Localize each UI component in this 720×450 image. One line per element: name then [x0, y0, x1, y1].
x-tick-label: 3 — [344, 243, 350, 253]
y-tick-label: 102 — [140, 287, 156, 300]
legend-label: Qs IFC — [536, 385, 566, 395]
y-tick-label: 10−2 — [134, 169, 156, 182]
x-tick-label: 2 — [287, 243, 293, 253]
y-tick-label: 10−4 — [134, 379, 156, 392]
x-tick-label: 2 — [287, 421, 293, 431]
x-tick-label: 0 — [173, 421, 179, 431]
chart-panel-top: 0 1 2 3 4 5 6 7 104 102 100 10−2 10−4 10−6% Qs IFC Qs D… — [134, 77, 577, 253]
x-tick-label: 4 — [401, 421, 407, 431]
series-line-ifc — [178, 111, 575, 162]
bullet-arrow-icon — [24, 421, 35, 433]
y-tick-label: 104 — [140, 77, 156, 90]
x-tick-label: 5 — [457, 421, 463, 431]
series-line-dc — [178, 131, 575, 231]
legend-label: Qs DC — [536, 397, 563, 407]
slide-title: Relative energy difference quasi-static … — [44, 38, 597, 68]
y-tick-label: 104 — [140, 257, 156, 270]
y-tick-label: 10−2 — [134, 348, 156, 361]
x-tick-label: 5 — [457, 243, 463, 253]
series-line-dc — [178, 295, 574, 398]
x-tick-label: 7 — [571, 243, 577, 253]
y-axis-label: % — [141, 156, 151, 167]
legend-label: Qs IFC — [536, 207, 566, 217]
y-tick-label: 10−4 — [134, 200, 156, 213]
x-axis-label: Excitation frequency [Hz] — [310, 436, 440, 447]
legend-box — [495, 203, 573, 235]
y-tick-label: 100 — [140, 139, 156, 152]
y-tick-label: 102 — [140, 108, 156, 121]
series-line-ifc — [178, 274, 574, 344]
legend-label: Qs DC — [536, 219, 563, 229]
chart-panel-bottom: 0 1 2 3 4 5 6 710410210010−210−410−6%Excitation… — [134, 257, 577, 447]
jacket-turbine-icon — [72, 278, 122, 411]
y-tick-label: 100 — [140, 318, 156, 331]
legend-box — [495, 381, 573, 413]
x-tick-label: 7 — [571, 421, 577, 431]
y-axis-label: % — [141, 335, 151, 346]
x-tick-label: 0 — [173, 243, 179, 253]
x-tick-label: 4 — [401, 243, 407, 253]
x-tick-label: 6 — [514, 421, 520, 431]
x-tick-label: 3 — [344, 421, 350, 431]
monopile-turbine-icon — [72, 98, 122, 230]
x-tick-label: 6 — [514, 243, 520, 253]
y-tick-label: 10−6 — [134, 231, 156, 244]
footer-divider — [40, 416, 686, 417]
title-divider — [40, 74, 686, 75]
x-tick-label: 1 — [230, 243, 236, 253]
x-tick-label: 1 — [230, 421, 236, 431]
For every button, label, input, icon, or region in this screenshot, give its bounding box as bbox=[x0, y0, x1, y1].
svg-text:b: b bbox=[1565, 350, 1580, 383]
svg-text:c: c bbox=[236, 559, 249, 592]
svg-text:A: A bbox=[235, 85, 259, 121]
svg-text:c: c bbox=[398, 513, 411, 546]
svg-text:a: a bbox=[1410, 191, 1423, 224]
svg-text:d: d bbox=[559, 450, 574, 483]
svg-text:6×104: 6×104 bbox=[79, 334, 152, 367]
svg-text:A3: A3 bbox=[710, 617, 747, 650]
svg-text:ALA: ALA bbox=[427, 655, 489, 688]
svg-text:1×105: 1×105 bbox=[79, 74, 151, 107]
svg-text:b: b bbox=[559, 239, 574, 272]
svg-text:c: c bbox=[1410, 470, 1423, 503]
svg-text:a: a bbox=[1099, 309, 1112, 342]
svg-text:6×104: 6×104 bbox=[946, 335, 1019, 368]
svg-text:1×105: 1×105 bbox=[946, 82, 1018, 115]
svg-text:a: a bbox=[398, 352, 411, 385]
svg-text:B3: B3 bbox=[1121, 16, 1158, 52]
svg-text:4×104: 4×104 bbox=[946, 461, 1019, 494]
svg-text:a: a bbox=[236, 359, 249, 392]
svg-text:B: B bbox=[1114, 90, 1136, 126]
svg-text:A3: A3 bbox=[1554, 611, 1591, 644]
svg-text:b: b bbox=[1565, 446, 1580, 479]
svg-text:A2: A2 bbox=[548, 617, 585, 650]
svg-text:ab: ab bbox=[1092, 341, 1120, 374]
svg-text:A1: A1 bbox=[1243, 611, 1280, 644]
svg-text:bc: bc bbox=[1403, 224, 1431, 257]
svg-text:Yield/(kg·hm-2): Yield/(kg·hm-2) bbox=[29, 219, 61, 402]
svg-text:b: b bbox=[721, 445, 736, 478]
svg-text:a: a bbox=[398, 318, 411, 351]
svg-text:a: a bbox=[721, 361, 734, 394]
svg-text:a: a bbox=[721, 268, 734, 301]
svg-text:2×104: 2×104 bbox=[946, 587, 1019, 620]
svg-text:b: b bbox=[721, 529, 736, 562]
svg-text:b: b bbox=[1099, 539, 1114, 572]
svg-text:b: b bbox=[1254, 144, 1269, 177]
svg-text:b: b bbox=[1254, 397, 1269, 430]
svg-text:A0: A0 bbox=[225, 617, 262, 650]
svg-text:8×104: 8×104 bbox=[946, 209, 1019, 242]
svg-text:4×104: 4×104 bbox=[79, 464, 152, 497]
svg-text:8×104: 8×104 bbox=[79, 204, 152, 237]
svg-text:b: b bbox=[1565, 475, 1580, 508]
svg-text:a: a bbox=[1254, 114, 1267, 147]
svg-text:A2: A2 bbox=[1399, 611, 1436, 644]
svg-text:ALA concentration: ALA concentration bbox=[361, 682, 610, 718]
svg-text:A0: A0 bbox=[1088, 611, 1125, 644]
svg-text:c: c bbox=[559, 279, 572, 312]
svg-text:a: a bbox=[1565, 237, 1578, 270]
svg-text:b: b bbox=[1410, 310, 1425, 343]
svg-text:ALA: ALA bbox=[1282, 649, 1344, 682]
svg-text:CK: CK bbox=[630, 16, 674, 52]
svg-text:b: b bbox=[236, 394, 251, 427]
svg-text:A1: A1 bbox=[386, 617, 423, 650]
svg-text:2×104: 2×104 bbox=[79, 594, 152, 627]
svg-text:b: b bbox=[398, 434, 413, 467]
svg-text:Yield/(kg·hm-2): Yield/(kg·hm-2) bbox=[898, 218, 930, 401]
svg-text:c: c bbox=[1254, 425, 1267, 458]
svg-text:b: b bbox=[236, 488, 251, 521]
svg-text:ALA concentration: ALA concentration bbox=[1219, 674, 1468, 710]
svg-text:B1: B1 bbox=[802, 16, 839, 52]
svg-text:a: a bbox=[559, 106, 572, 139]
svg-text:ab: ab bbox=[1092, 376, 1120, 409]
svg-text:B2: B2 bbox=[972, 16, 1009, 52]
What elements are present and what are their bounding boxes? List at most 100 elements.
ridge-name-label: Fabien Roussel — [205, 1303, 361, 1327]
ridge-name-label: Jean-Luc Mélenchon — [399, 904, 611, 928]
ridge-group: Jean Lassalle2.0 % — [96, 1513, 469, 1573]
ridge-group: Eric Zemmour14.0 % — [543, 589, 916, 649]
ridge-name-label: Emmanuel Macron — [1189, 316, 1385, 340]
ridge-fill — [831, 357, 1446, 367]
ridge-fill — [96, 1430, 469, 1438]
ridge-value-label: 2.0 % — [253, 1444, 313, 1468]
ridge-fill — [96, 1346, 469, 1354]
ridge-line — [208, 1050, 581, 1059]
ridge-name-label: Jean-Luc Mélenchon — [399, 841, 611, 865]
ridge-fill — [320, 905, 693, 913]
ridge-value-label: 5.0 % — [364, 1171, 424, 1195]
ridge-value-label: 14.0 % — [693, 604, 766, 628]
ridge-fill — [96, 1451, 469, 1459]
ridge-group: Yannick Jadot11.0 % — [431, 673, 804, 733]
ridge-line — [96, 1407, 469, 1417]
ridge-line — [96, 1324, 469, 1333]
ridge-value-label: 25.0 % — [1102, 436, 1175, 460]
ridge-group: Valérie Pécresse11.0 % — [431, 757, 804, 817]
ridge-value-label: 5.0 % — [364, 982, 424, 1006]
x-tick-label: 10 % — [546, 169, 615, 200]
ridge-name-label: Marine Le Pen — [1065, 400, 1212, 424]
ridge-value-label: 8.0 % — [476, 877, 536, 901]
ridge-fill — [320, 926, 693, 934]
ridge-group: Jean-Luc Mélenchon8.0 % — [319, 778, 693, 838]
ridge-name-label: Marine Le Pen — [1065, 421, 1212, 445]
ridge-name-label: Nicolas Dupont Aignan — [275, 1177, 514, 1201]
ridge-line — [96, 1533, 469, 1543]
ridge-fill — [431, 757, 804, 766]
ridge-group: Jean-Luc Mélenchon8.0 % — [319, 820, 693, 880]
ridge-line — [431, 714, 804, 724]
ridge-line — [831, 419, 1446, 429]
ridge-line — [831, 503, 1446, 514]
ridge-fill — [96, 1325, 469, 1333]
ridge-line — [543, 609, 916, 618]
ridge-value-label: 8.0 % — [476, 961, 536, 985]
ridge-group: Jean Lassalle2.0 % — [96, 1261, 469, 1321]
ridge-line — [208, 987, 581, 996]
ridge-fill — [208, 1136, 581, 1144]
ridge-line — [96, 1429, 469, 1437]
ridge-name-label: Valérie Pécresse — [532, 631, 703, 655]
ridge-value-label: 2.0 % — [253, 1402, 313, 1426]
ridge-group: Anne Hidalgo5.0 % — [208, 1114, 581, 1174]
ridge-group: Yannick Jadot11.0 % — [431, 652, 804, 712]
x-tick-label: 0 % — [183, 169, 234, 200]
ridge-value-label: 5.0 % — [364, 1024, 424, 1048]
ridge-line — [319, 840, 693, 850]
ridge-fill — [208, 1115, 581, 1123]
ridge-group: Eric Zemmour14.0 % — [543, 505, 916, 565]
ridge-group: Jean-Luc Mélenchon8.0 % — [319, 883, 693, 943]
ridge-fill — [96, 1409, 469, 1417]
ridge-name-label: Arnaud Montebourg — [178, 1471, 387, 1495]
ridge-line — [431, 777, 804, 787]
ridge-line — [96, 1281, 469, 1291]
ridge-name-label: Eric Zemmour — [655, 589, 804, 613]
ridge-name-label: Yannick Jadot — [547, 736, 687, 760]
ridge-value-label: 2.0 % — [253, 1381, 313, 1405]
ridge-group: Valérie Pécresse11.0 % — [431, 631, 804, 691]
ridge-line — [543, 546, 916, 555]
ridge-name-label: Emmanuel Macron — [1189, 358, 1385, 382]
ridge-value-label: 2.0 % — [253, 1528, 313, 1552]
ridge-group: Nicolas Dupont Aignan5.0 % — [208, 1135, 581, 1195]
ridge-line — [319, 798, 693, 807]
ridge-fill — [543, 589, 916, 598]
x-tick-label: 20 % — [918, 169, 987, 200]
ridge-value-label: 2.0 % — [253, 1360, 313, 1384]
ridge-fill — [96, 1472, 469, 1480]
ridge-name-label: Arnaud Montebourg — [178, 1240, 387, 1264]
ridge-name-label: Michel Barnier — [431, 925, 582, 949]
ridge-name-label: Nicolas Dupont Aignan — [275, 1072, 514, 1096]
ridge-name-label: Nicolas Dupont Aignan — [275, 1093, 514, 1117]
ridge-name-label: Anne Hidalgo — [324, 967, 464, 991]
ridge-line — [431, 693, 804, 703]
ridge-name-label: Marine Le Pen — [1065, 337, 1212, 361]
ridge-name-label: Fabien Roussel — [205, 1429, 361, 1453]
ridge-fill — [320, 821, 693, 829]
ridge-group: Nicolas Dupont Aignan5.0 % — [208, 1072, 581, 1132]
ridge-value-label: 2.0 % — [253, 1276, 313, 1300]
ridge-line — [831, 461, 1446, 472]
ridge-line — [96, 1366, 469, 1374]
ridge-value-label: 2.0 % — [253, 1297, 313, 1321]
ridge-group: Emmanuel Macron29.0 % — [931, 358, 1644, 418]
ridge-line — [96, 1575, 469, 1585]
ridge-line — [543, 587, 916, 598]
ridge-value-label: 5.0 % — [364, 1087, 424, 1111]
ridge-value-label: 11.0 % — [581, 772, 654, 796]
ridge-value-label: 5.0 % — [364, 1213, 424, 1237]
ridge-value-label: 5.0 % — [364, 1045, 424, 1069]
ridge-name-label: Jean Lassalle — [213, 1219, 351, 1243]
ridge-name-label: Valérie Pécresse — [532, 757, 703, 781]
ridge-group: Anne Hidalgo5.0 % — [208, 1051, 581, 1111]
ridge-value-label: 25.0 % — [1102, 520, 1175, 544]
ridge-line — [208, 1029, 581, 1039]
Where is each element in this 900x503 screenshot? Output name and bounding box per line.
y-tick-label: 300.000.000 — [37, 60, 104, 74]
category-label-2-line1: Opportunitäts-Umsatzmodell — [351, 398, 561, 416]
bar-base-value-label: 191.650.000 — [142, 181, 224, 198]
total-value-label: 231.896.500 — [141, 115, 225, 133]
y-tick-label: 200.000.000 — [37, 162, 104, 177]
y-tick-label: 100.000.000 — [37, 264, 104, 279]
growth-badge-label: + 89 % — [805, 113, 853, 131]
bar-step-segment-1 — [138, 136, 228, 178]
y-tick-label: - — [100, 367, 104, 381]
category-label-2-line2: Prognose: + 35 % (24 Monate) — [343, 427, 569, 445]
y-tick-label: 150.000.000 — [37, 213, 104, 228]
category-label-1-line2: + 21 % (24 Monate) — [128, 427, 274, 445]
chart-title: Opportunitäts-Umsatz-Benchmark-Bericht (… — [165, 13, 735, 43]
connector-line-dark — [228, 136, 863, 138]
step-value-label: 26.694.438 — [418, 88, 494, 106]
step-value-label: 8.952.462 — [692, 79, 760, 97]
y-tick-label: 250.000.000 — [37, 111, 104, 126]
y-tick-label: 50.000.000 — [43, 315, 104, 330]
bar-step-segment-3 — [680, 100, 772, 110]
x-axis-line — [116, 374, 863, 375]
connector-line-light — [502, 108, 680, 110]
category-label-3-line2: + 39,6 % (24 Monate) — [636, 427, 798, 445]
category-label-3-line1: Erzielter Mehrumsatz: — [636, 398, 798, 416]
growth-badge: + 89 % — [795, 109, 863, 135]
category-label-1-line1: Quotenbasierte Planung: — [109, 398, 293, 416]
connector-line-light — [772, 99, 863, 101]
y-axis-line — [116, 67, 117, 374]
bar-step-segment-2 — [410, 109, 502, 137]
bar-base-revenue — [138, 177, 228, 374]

★ ★ ★ ★

> [Problem to solve] Copy out the rows above word for word, starting with the very first row and ending with the row that contains "y-tick-label: 10−2 — [134, 169, 156, 182]". Include both of those rows.

> [Answer to the problem]
Localize each UI component in this 720×450 image. One line per element: name then [x0, y0, x1, y1].
x-tick-label: 3 — [344, 243, 350, 253]
y-tick-label: 102 — [140, 287, 156, 300]
legend-label: Qs IFC — [536, 385, 566, 395]
y-tick-label: 10−2 — [134, 169, 156, 182]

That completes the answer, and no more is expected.